→ Supplied information:
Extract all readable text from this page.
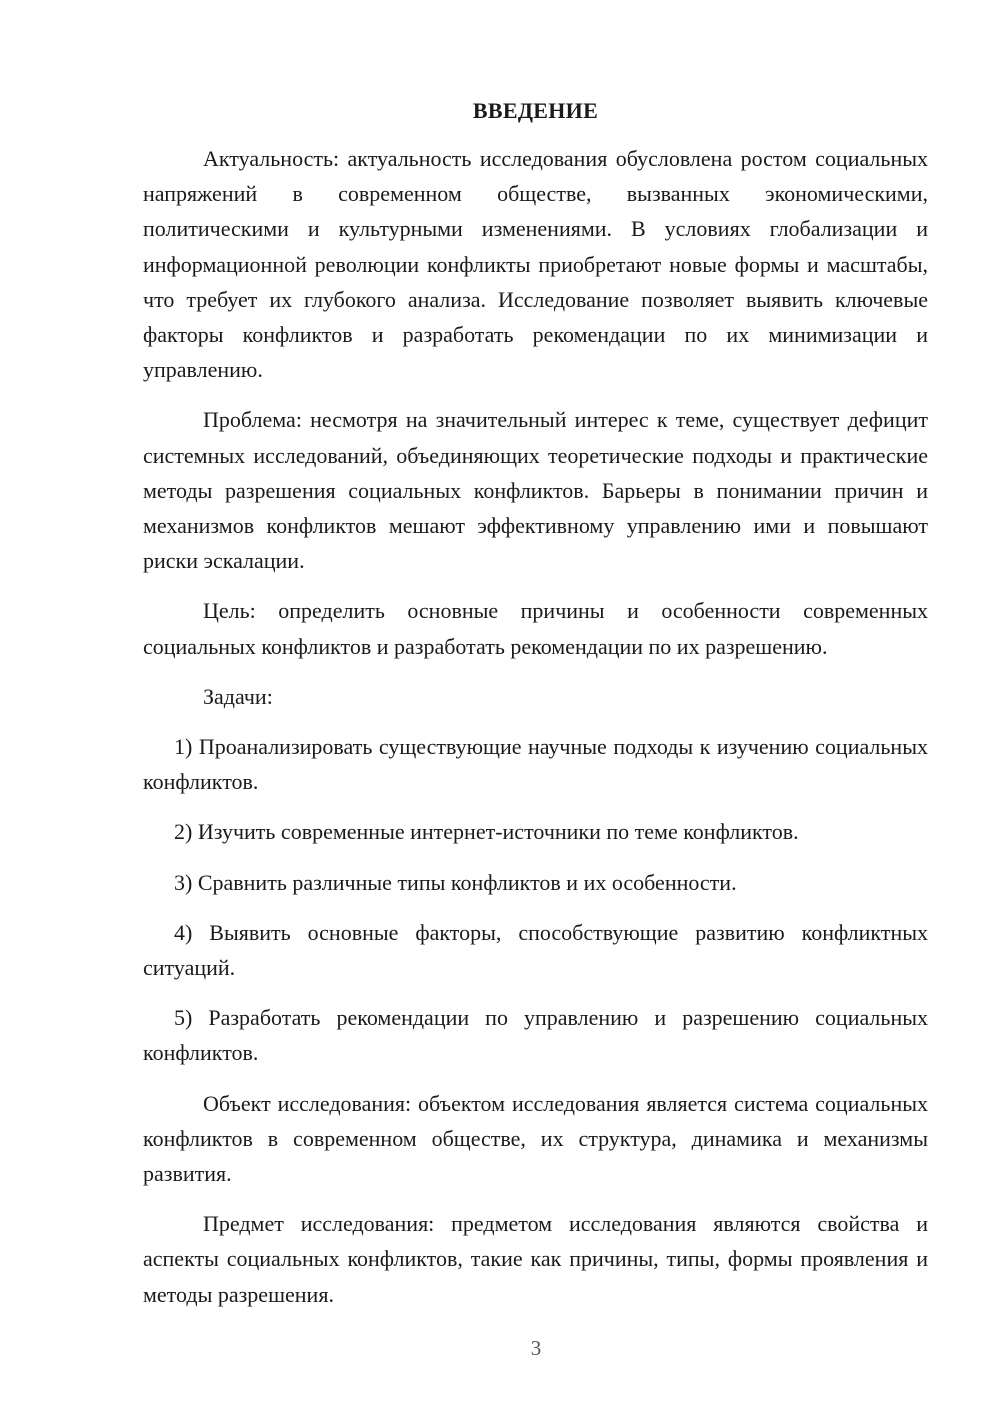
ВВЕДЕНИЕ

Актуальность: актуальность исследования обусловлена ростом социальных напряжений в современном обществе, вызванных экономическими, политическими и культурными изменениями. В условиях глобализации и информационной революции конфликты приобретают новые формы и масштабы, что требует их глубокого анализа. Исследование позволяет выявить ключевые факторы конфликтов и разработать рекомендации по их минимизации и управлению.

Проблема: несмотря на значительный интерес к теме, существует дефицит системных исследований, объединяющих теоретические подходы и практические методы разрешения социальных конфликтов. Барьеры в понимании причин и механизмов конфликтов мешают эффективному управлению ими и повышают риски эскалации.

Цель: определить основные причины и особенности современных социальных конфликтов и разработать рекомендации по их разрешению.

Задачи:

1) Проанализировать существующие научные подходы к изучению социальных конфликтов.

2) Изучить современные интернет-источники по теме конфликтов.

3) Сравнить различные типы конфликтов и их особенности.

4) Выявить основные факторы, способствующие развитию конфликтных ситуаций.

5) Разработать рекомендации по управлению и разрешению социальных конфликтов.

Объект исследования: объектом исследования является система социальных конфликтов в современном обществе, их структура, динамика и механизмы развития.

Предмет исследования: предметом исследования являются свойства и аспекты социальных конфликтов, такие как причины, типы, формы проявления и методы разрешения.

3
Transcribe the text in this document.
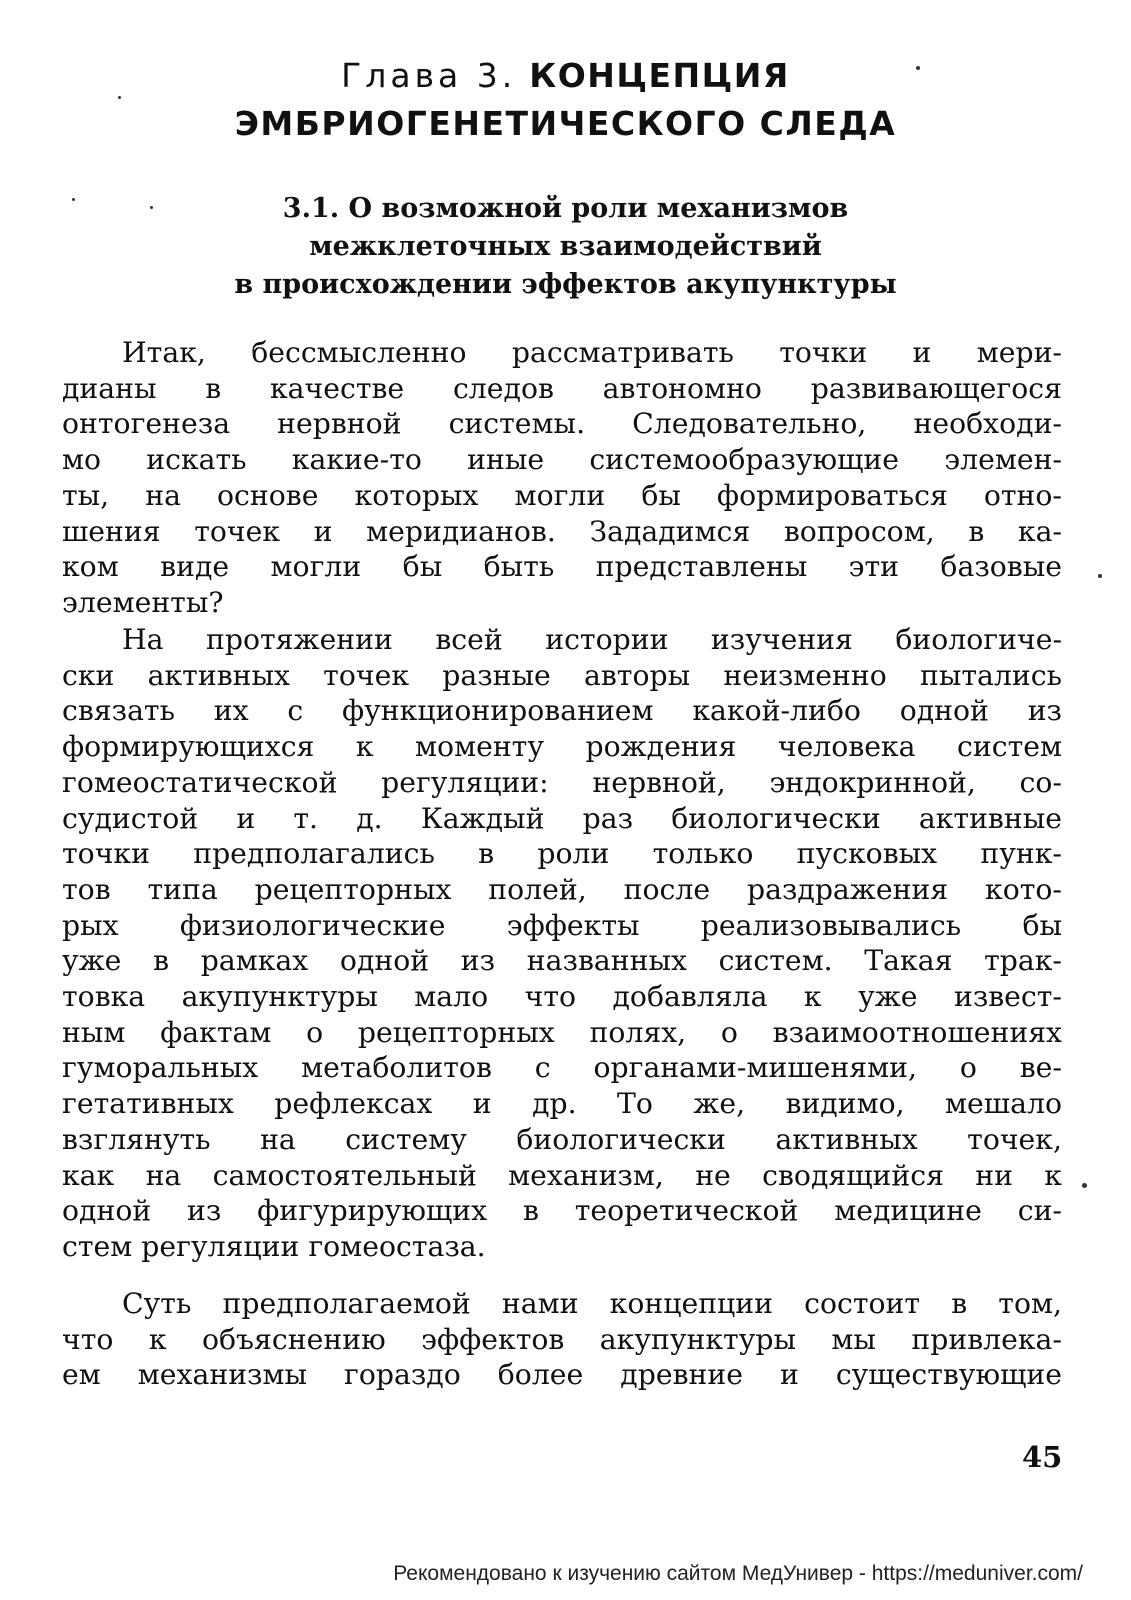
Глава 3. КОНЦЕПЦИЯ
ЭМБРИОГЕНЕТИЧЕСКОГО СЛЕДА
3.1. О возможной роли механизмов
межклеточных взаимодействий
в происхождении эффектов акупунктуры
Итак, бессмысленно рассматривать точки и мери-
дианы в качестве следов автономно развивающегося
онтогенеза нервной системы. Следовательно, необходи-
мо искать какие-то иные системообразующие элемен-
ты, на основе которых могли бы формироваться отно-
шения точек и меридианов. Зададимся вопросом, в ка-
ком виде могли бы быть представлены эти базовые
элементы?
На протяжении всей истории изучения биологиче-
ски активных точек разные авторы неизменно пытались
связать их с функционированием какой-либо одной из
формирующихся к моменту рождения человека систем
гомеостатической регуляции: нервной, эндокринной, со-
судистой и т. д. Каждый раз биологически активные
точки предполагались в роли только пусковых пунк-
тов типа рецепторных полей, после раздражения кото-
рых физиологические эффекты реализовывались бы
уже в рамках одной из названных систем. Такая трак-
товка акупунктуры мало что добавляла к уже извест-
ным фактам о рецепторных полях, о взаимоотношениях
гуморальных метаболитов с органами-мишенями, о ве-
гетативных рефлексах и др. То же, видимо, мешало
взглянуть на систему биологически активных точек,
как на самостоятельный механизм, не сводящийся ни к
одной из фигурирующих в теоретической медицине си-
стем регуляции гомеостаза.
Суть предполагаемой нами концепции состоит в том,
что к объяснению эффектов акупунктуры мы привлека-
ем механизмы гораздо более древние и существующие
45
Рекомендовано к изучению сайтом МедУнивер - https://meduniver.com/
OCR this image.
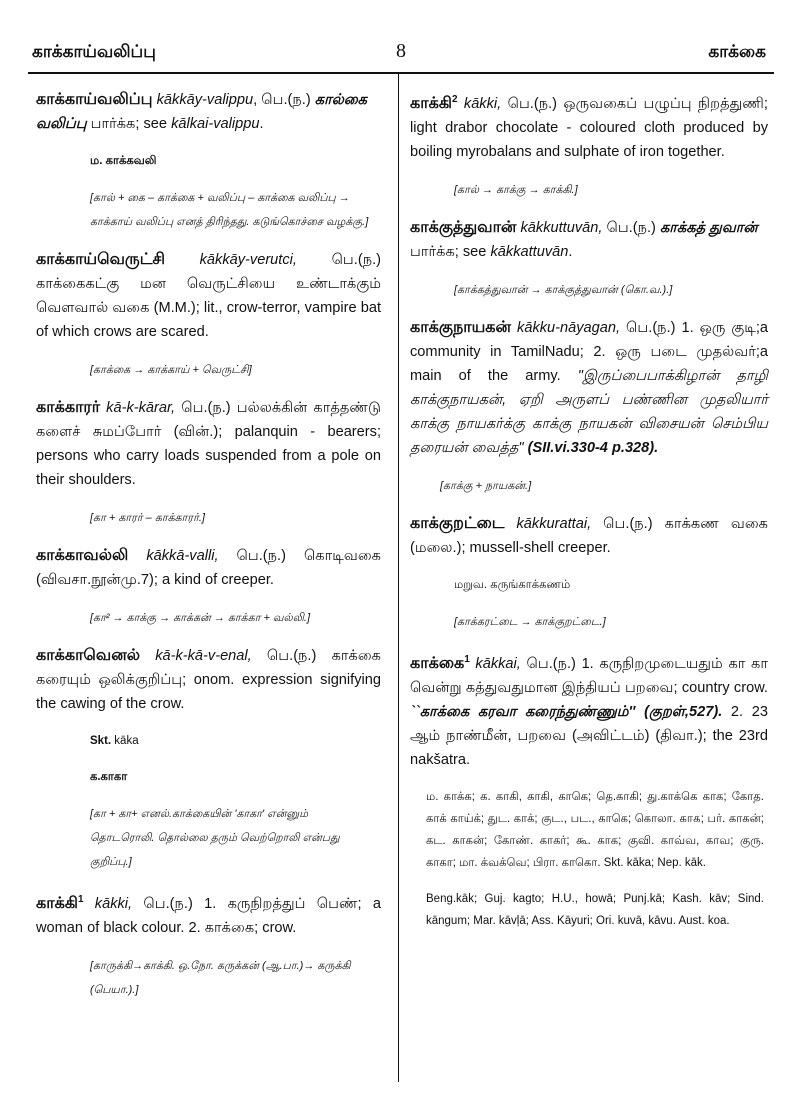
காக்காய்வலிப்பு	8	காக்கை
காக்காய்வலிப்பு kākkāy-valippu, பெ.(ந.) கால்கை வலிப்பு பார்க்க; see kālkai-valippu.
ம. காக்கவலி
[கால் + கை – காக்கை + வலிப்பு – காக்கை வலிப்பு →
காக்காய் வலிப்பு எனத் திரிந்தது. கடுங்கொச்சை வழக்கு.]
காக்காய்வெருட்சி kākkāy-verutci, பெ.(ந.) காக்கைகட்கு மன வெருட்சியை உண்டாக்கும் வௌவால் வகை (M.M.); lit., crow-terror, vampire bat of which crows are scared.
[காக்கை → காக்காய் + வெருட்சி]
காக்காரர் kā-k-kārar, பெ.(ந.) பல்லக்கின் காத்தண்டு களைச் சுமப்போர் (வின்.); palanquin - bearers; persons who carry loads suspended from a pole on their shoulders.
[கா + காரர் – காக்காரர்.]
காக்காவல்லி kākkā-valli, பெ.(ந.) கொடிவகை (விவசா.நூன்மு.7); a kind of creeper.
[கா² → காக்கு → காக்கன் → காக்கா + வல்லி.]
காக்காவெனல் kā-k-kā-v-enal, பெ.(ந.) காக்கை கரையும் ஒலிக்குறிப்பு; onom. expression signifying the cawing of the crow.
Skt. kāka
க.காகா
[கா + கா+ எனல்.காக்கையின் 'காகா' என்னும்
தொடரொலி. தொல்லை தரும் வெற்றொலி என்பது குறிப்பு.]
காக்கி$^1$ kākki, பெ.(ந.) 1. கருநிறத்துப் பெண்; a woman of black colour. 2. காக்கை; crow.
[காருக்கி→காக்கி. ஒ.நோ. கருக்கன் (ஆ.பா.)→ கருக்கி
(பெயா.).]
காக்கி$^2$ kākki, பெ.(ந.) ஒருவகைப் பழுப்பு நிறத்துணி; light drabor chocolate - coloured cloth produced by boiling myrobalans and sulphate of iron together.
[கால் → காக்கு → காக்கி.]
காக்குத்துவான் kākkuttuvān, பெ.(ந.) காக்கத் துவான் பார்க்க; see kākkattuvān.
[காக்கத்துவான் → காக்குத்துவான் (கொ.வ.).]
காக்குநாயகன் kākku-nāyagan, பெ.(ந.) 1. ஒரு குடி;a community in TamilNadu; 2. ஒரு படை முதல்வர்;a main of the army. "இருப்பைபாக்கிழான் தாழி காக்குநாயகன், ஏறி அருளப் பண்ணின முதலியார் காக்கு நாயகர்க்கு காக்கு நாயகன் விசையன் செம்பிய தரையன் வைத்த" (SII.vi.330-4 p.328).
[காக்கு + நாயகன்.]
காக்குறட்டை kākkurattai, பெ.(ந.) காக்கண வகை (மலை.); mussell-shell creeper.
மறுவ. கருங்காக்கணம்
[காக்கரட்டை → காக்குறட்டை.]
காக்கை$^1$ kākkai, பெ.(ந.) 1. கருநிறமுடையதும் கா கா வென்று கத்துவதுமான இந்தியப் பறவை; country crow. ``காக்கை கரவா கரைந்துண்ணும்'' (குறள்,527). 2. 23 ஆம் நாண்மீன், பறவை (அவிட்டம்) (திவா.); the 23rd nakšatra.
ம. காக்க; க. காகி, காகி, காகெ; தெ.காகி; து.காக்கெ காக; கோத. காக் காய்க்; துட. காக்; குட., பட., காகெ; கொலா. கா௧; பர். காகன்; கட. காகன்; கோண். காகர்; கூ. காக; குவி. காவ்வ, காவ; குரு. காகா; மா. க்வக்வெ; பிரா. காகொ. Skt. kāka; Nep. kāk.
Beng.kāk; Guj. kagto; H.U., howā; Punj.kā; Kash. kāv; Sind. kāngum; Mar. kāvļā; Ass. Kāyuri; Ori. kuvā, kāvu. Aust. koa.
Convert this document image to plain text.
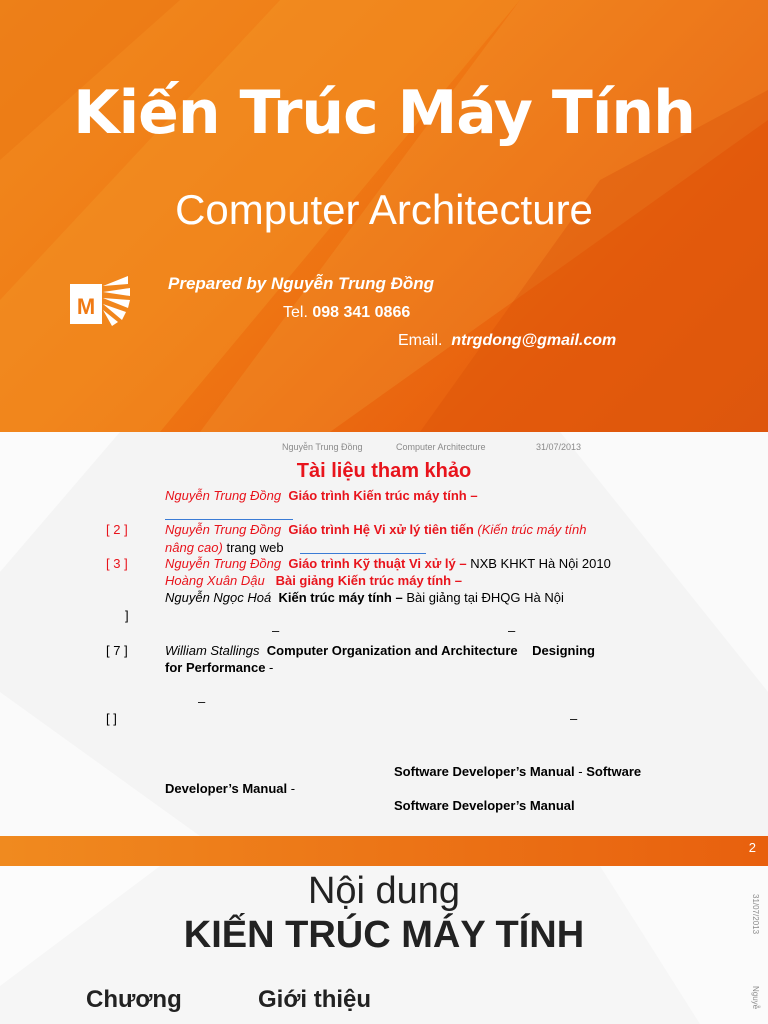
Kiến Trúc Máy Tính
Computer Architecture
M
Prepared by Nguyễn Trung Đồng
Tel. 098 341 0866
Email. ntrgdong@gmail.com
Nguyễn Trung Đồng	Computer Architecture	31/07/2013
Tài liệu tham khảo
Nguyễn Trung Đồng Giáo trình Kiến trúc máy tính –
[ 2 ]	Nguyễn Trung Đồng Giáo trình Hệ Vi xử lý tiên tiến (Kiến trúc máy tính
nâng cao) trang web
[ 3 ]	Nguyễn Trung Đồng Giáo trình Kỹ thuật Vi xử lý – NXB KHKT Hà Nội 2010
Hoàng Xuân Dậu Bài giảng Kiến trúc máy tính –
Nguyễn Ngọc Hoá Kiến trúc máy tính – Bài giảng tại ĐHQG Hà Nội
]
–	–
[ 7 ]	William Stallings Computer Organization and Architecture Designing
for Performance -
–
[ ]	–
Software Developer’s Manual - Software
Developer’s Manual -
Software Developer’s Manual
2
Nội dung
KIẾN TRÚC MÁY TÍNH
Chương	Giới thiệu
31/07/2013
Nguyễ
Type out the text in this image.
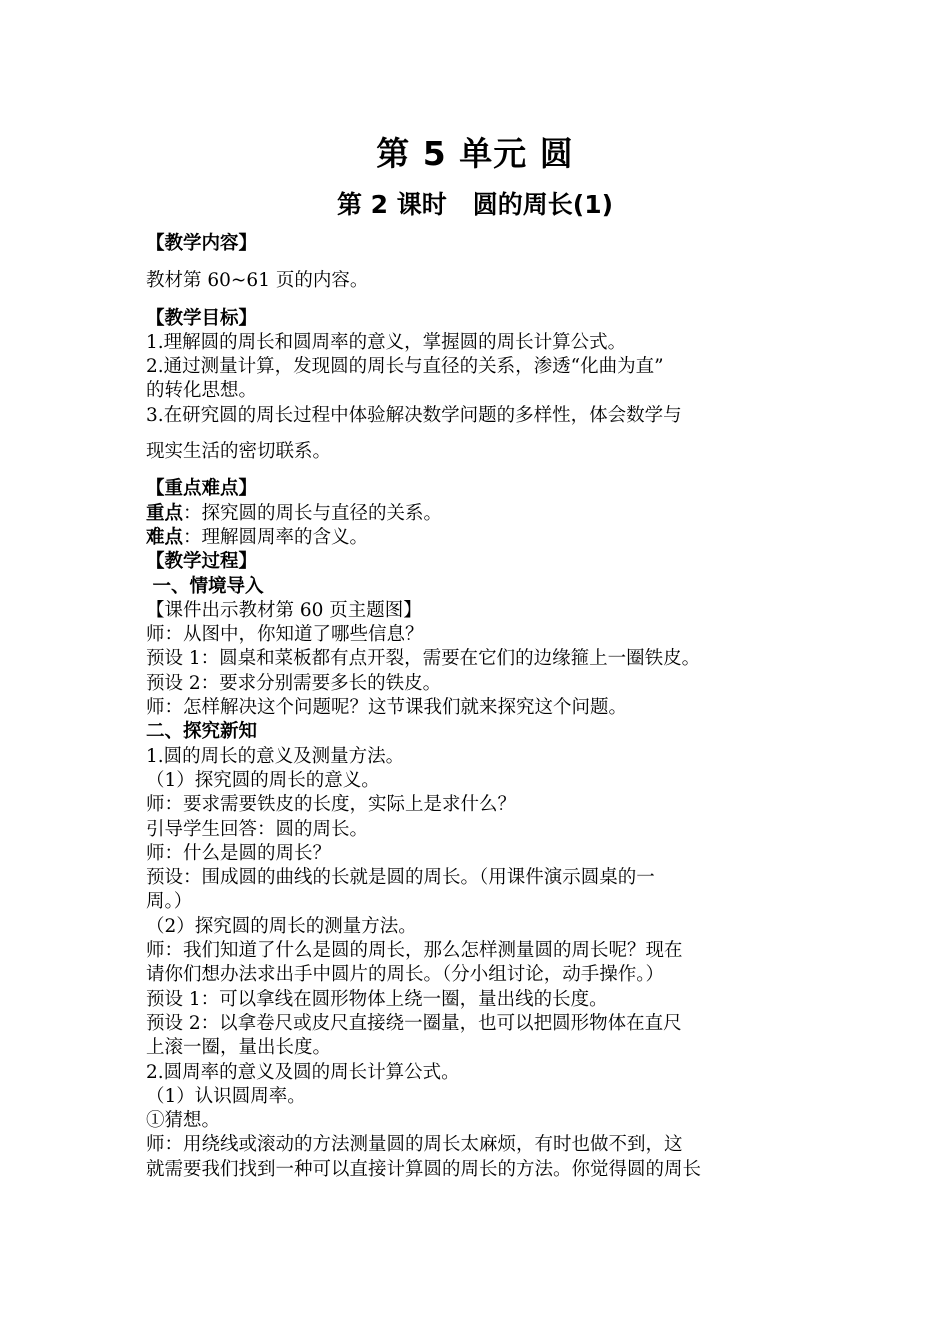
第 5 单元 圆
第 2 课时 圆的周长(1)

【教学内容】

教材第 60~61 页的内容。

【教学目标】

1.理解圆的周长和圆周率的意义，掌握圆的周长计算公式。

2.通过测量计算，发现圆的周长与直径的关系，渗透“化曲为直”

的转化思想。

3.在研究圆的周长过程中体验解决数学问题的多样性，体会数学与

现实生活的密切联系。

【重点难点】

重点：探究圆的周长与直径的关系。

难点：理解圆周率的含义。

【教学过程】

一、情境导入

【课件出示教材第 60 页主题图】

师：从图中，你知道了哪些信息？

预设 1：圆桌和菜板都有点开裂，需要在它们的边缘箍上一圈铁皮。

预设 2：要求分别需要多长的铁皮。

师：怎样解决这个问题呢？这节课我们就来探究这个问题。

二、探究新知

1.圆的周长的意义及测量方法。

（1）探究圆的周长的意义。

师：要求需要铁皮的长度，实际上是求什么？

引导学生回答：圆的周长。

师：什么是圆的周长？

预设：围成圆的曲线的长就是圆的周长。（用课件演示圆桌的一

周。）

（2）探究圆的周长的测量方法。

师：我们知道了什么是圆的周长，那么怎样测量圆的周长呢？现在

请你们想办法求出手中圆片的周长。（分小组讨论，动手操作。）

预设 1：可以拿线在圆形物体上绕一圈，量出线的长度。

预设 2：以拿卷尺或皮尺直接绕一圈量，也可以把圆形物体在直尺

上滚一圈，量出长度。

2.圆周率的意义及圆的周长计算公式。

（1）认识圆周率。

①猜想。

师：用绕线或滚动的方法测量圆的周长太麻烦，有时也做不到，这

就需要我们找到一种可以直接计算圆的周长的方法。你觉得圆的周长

→ Work to be completed: Search the records above for the string "акупунктуры". Copy every line that contains it.

→ Task result:
в происхождении эффектов акупунктуры
товка акупунктуры мало что добавляла к уже извест-
что к объяснению эффектов акупунктуры мы привлека-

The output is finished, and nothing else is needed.